╭──

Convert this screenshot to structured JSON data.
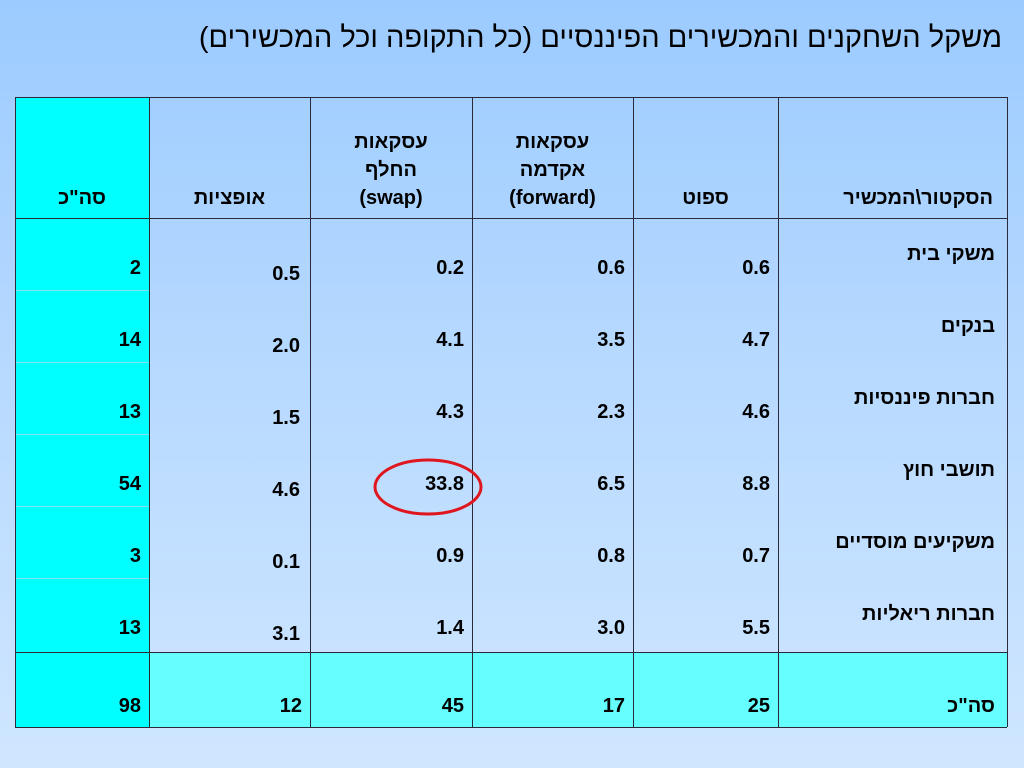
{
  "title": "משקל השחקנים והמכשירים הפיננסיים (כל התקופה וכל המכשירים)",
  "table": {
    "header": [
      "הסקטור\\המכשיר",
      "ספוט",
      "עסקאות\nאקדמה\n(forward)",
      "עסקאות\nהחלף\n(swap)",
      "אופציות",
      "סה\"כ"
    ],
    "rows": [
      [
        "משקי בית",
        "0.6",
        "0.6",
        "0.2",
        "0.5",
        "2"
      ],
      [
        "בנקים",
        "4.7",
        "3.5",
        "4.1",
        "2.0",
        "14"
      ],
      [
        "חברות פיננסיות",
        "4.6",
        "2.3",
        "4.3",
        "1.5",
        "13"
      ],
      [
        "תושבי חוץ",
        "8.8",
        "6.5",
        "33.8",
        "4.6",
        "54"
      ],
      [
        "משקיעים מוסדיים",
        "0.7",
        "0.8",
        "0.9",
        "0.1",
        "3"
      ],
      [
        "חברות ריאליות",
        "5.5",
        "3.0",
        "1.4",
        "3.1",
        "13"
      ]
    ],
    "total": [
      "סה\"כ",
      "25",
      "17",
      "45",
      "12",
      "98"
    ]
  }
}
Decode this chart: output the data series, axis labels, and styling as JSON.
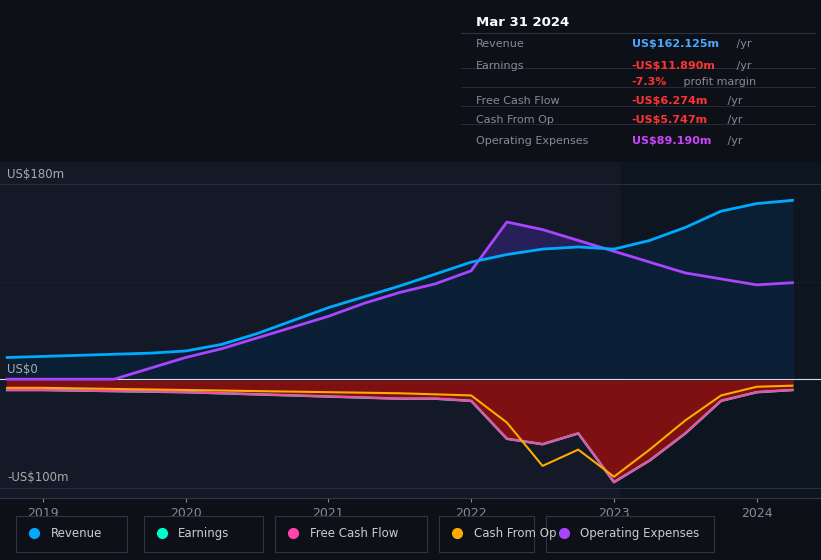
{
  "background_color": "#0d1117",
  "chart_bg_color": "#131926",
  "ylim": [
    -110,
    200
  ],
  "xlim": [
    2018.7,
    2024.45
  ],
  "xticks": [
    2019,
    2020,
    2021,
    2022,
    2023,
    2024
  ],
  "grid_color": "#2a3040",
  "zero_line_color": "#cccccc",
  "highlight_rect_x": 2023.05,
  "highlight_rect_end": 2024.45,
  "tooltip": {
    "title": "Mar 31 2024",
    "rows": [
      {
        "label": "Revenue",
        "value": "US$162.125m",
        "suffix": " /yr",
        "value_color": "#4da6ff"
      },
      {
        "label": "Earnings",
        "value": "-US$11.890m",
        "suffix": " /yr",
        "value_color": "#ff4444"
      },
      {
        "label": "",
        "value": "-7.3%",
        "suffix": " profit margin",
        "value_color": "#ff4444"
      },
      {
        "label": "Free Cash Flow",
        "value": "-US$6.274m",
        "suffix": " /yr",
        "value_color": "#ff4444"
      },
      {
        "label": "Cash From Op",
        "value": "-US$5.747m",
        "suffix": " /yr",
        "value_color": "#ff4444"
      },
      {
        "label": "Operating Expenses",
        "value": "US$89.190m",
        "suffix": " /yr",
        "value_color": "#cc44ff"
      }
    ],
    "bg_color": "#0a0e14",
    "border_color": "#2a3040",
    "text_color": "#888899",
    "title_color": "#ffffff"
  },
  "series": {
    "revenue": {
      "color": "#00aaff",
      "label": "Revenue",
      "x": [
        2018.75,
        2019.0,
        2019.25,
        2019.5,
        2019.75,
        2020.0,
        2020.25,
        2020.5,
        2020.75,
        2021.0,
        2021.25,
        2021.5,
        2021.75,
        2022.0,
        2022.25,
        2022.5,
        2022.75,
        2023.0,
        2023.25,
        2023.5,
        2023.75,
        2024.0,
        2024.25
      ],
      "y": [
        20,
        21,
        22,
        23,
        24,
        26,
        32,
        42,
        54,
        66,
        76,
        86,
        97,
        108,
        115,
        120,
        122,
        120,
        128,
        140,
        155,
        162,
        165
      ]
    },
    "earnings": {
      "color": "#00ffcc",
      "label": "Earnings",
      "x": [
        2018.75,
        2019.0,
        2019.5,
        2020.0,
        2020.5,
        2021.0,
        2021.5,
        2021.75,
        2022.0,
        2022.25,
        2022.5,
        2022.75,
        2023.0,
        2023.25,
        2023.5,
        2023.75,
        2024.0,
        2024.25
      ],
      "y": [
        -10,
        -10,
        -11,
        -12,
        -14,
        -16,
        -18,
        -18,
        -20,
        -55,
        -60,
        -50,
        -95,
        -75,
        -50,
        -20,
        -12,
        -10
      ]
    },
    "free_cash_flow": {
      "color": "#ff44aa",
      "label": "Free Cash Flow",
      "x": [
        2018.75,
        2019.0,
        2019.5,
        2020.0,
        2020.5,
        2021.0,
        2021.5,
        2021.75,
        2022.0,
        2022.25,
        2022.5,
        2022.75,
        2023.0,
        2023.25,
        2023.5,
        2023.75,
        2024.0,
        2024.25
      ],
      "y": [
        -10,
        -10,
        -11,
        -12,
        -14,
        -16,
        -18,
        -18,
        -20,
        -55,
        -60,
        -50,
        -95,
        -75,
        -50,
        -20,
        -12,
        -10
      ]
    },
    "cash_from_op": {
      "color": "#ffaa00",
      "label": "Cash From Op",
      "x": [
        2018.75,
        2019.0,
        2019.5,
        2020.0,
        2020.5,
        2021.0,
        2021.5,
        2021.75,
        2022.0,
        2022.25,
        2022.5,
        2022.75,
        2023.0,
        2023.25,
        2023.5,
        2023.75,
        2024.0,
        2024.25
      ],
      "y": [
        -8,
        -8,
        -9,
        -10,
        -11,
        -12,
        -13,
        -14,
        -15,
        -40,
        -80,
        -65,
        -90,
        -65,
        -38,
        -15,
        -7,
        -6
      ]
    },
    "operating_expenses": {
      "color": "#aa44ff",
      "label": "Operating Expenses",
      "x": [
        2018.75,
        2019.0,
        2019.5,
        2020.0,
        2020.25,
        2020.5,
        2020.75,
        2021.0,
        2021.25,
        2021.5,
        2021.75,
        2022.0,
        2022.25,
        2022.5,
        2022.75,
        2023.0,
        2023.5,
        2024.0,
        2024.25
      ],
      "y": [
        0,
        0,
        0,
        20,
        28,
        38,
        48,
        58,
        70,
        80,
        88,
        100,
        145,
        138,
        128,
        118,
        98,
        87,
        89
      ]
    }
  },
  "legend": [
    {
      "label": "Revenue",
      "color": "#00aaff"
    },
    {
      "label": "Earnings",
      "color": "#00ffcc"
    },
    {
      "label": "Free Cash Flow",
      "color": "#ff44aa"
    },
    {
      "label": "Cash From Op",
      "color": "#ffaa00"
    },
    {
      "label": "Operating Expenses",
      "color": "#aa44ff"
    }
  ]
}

╰──

# [EXERCISE GOAL]
Nothing in the entries should change as you copy them, except that the pictures are left out.

# [TASK OUTPUT]
Convert this screenshot to structured JSON data.
{
  "title": "משקל השחקנים והמכשירים הפיננסיים (כל התקופה וכל המכשירים)",
  "table": {
    "header": [
      "הסקטור\\המכשיר",
      "ספוט",
      "עסקאות\nאקדמה\n(forward)",
      "עסקאות\nהחלף\n(swap)",
      "אופציות",
      "סה\"כ"
    ],
    "rows": [
      [
        "משקי בית",
        "0.6",
        "0.6",
        "0.2",
        "0.5",
        "2"
      ],
      [
        "בנקים",
        "4.7",
        "3.5",
        "4.1",
        "2.0",
        "14"
      ],
      [
        "חברות פיננסיות",
        "4.6",
        "2.3",
        "4.3",
        "1.5",
        "13"
      ],
      [
        "תושבי חוץ",
        "8.8",
        "6.5",
        "33.8",
        "4.6",
        "54"
      ],
      [
        "משקיעים מוסדיים",
        "0.7",
        "0.8",
        "0.9",
        "0.1",
        "3"
      ],
      [
        "חברות ריאליות",
        "5.5",
        "3.0",
        "1.4",
        "3.1",
        "13"
      ]
    ],
    "total": [
      "סה\"כ",
      "25",
      "17",
      "45",
      "12",
      "98"
    ]
  }
}
Decode this chart: output the data series, axis labels, and styling as JSON.
{
  "background_color": "#0d1117",
  "chart_bg_color": "#131926",
  "ylim": [
    -110,
    200
  ],
  "xlim": [
    2018.7,
    2024.45
  ],
  "xticks": [
    2019,
    2020,
    2021,
    2022,
    2023,
    2024
  ],
  "grid_color": "#2a3040",
  "zero_line_color": "#cccccc",
  "highlight_rect_x": 2023.05,
  "highlight_rect_end": 2024.45,
  "tooltip": {
    "title": "Mar 31 2024",
    "rows": [
      {
        "label": "Revenue",
        "value": "US$162.125m",
        "suffix": " /yr",
        "value_color": "#4da6ff"
      },
      {
        "label": "Earnings",
        "value": "-US$11.890m",
        "suffix": " /yr",
        "value_color": "#ff4444"
      },
      {
        "label": "",
        "value": "-7.3%",
        "suffix": " profit margin",
        "value_color": "#ff4444"
      },
      {
        "label": "Free Cash Flow",
        "value": "-US$6.274m",
        "suffix": " /yr",
        "value_color": "#ff4444"
      },
      {
        "label": "Cash From Op",
        "value": "-US$5.747m",
        "suffix": " /yr",
        "value_color": "#ff4444"
      },
      {
        "label": "Operating Expenses",
        "value": "US$89.190m",
        "suffix": " /yr",
        "value_color": "#cc44ff"
      }
    ],
    "bg_color": "#0a0e14",
    "border_color": "#2a3040",
    "text_color": "#888899",
    "title_color": "#ffffff"
  },
  "series": {
    "revenue": {
      "color": "#00aaff",
      "label": "Revenue",
      "x": [
        2018.75,
        2019.0,
        2019.25,
        2019.5,
        2019.75,
        2020.0,
        2020.25,
        2020.5,
        2020.75,
        2021.0,
        2021.25,
        2021.5,
        2021.75,
        2022.0,
        2022.25,
        2022.5,
        2022.75,
        2023.0,
        2023.25,
        2023.5,
        2023.75,
        2024.0,
        2024.25
      ],
      "y": [
        20,
        21,
        22,
        23,
        24,
        26,
        32,
        42,
        54,
        66,
        76,
        86,
        97,
        108,
        115,
        120,
        122,
        120,
        128,
        140,
        155,
        162,
        165
      ]
    },
    "earnings": {
      "color": "#00ffcc",
      "label": "Earnings",
      "x": [
        2018.75,
        2019.0,
        2019.5,
        2020.0,
        2020.5,
        2021.0,
        2021.5,
        2021.75,
        2022.0,
        2022.25,
        2022.5,
        2022.75,
        2023.0,
        2023.25,
        2023.5,
        2023.75,
        2024.0,
        2024.25
      ],
      "y": [
        -10,
        -10,
        -11,
        -12,
        -14,
        -16,
        -18,
        -18,
        -20,
        -55,
        -60,
        -50,
        -95,
        -75,
        -50,
        -20,
        -12,
        -10
      ]
    },
    "free_cash_flow": {
      "color": "#ff44aa",
      "label": "Free Cash Flow",
      "x": [
        2018.75,
        2019.0,
        2019.5,
        2020.0,
        2020.5,
        2021.0,
        2021.5,
        2021.75,
        2022.0,
        2022.25,
        2022.5,
        2022.75,
        2023.0,
        2023.25,
        2023.5,
        2023.75,
        2024.0,
        2024.25
      ],
      "y": [
        -10,
        -10,
        -11,
        -12,
        -14,
        -16,
        -18,
        -18,
        -20,
        -55,
        -60,
        -50,
        -95,
        -75,
        -50,
        -20,
        -12,
        -10
      ]
    },
    "cash_from_op": {
      "color": "#ffaa00",
      "label": "Cash From Op",
      "x": [
        2018.75,
        2019.0,
        2019.5,
        2020.0,
        2020.5,
        2021.0,
        2021.5,
        2021.75,
        2022.0,
        2022.25,
        2022.5,
        2022.75,
        2023.0,
        2023.25,
        2023.5,
        2023.75,
        2024.0,
        2024.25
      ],
      "y": [
        -8,
        -8,
        -9,
        -10,
        -11,
        -12,
        -13,
        -14,
        -15,
        -40,
        -80,
        -65,
        -90,
        -65,
        -38,
        -15,
        -7,
        -6
      ]
    },
    "operating_expenses": {
      "color": "#aa44ff",
      "label": "Operating Expenses",
      "x": [
        2018.75,
        2019.0,
        2019.5,
        2020.0,
        2020.25,
        2020.5,
        2020.75,
        2021.0,
        2021.25,
        2021.5,
        2021.75,
        2022.0,
        2022.25,
        2022.5,
        2022.75,
        2023.0,
        2023.5,
        2024.0,
        2024.25
      ],
      "y": [
        0,
        0,
        0,
        20,
        28,
        38,
        48,
        58,
        70,
        80,
        88,
        100,
        145,
        138,
        128,
        118,
        98,
        87,
        89
      ]
    }
  },
  "legend": [
    {
      "label": "Revenue",
      "color": "#00aaff"
    },
    {
      "label": "Earnings",
      "color": "#00ffcc"
    },
    {
      "label": "Free Cash Flow",
      "color": "#ff44aa"
    },
    {
      "label": "Cash From Op",
      "color": "#ffaa00"
    },
    {
      "label": "Operating Expenses",
      "color": "#aa44ff"
    }
  ]
}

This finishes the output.